Stored items
+---+
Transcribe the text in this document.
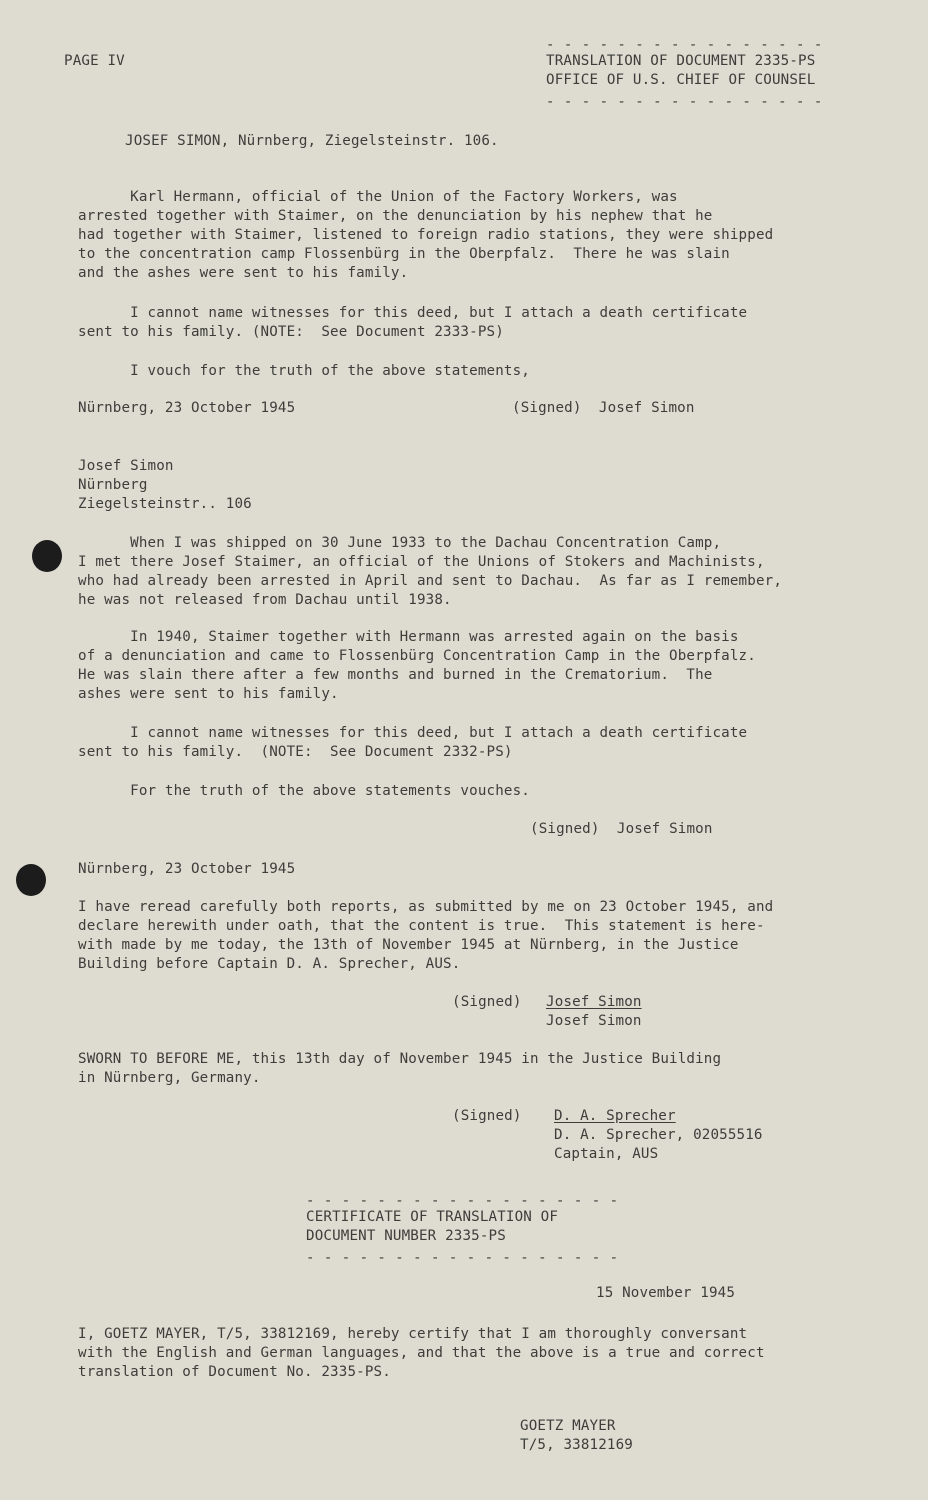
PAGE IV
- - - - - - - - - - - - - - - -
TRANSLATION OF DOCUMENT 2335-PS
OFFICE OF U.S. CHIEF OF COUNSEL
- - - - - - - - - - - - - - - -
JOSEF SIMON, Nürnberg, Ziegelsteinstr. 106.
Karl Hermann, official of the Union of the Factory Workers, was
arrested together with Staimer, on the denunciation by his nephew that he
had together with Staimer, listened to foreign radio stations, they were shipped
to the concentration camp Flossenbürg in the Oberpfalz.  There he was slain
and the ashes were sent to his family.
I cannot name witnesses for this deed, but I attach a death certificate
sent to his family. (NOTE:  See Document 2333-PS)
I vouch for the truth of the above statements,
Nürnberg, 23 October 1945	(Signed)  Josef Simon
Josef Simon
Nürnberg
Ziegelsteinstr.. 106
When I was shipped on 30 June 1933 to the Dachau Concentration Camp,
I met there Josef Staimer, an official of the Unions of Stokers and Machinists,
who had already been arrested in April and sent to Dachau.  As far as I remember,
he was not released from Dachau until 1938.
In 1940, Staimer together with Hermann was arrested again on the basis
of a denunciation and came to Flossenbürg Concentration Camp in the Oberpfalz.
He was slain there after a few months and burned in the Crematorium.  The
ashes were sent to his family.
I cannot name witnesses for this deed, but I attach a death certificate
sent to his family.  (NOTE:  See Document 2332-PS)
For the truth of the above statements vouches.
(Signed)  Josef Simon
Nürnberg, 23 October 1945
I have reread carefully both reports, as submitted by me on 23 October 1945, and
declare herewith under oath, that the content is true.  This statement is here-
with made by me today, the 13th of November 1945 at Nürnberg, in the Justice
Building before Captain D. A. Sprecher, AUS.
(Signed) Josef Simon
Josef Simon
SWORN TO BEFORE ME, this 13th day of November 1945 in the Justice Building
in Nürnberg, Germany.
(Signed) D. A. Sprecher
D. A. Sprecher, 02055516
Captain, AUS
- - - - - - - - - - - - - - - - - -
CERTIFICATE OF TRANSLATION OF
DOCUMENT NUMBER 2335-PS
- - - - - - - - - - - - - - - - - -
15 November 1945
I, GOETZ MAYER, T/5, 33812169, hereby certify that I am thoroughly conversant
with the English and German languages, and that the above is a true and correct
translation of Document No. 2335-PS.
GOETZ MAYER
T/5, 33812169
+---+
■ **AIM**: Retype all entries exactly as they appear, dropping the images.

■ **EXERCISE ANSWER**:
Transcribe the text in this document.
PAGE IV
- - - - - - - - - - - - - - - -
TRANSLATION OF DOCUMENT 2335-PS
OFFICE OF U.S. CHIEF OF COUNSEL
- - - - - - - - - - - - - - - -
JOSEF SIMON, Nürnberg, Ziegelsteinstr. 106.
Karl Hermann, official of the Union of the Factory Workers, was
arrested together with Staimer, on the denunciation by his nephew that he
had together with Staimer, listened to foreign radio stations, they were shipped
to the concentration camp Flossenbürg in the Oberpfalz.  There he was slain
and the ashes were sent to his family.
I cannot name witnesses for this deed, but I attach a death certificate
sent to his family. (NOTE:  See Document 2333-PS)
I vouch for the truth of the above statements,
Nürnberg, 23 October 1945	(Signed)  Josef Simon
Josef Simon
Nürnberg
Ziegelsteinstr.. 106
When I was shipped on 30 June 1933 to the Dachau Concentration Camp,
I met there Josef Staimer, an official of the Unions of Stokers and Machinists,
who had already been arrested in April and sent to Dachau.  As far as I remember,
he was not released from Dachau until 1938.
In 1940, Staimer together with Hermann was arrested again on the basis
of a denunciation and came to Flossenbürg Concentration Camp in the Oberpfalz.
He was slain there after a few months and burned in the Crematorium.  The
ashes were sent to his family.
I cannot name witnesses for this deed, but I attach a death certificate
sent to his family.  (NOTE:  See Document 2332-PS)
For the truth of the above statements vouches.
(Signed)  Josef Simon
Nürnberg, 23 October 1945
I have reread carefully both reports, as submitted by me on 23 October 1945, and
declare herewith under oath, that the content is true.  This statement is here-
with made by me today, the 13th of November 1945 at Nürnberg, in the Justice
Building before Captain D. A. Sprecher, AUS.
(Signed) Josef Simon
Josef Simon
SWORN TO BEFORE ME, this 13th day of November 1945 in the Justice Building
in Nürnberg, Germany.
(Signed) D. A. Sprecher
D. A. Sprecher, 02055516
Captain, AUS
- - - - - - - - - - - - - - - - - -
CERTIFICATE OF TRANSLATION OF
DOCUMENT NUMBER 2335-PS
- - - - - - - - - - - - - - - - - -
15 November 1945
I, GOETZ MAYER, T/5, 33812169, hereby certify that I am thoroughly conversant
with the English and German languages, and that the above is a true and correct
translation of Document No. 2335-PS.
GOETZ MAYER
T/5, 33812169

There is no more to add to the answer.